**AIM:**
Take the records underneath and set them down exactly.

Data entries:
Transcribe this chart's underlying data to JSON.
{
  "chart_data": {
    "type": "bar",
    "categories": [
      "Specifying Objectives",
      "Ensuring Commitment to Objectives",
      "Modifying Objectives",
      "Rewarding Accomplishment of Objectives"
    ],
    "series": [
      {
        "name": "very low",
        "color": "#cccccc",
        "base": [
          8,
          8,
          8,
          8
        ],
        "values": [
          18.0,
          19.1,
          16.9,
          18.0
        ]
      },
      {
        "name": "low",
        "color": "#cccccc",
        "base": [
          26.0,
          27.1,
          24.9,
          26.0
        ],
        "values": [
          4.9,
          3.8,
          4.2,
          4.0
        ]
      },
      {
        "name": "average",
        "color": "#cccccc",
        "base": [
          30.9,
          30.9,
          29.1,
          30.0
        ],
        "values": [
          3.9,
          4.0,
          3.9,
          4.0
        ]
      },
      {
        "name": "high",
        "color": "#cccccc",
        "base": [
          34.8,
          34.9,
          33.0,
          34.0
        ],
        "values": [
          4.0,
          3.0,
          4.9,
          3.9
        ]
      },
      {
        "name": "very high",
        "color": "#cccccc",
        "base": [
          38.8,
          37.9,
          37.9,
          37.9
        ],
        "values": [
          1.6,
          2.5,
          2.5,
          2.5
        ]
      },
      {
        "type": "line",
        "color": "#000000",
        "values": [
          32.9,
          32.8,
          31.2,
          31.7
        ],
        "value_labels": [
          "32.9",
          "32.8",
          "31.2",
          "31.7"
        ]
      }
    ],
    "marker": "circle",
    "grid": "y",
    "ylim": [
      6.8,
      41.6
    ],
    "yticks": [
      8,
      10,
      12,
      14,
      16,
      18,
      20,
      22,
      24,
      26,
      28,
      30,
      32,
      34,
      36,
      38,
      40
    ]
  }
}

**FINAL RESULT:**
Transcribe this chart's underlying data to JSON.
{
  "chart_data": {
    "type": "bar",
    "categories": [
      "Specifying Objectives",
      "Ensuring Commitment to Objectives",
      "Modifying Objectives",
      "Rewarding Accomplishment of Objectives"
    ],
    "series": [
      {
        "name": "very low",
        "color": "#cccccc",
        "base": [
          8,
          8,
          8,
          8
        ],
        "values": [
          18.0,
          19.1,
          16.9,
          18.0
        ]
      },
      {
        "name": "low",
        "color": "#cccccc",
        "base": [
          26.0,
          27.1,
          24.9,
          26.0
        ],
        "values": [
          4.9,
          3.8,
          4.2,
          4.0
        ]
      },
      {
        "name": "average",
        "color": "#cccccc",
        "base": [
          30.9,
          30.9,
          29.1,
          30.0
        ],
        "values": [
          3.9,
          4.0,
          3.9,
          4.0
        ]
      },
      {
        "name": "high",
        "color": "#cccccc",
        "base": [
          34.8,
          34.9,
          33.0,
          34.0
        ],
        "values": [
          4.0,
          3.0,
          4.9,
          3.9
        ]
      },
      {
        "name": "very high",
        "color": "#cccccc",
        "base": [
          38.8,
          37.9,
          37.9,
          37.9
        ],
        "values": [
          1.6,
          2.5,
          2.5,
          2.5
        ]
      },
      {
        "type": "line",
        "color": "#000000",
        "values": [
          32.9,
          32.8,
          31.2,
          31.7
        ],
        "value_labels": [
          "32.9",
          "32.8",
          "31.2",
          "31.7"
        ]
      }
    ],
    "marker": "circle",
    "grid": "y",
    "ylim": [
      6.8,
      41.6
    ],
    "yticks": [
      8,
      10,
      12,
      14,
      16,
      18,
      20,
      22,
      24,
      26,
      28,
      30,
      32,
      34,
      36,
      38,
      40
    ]
  }
}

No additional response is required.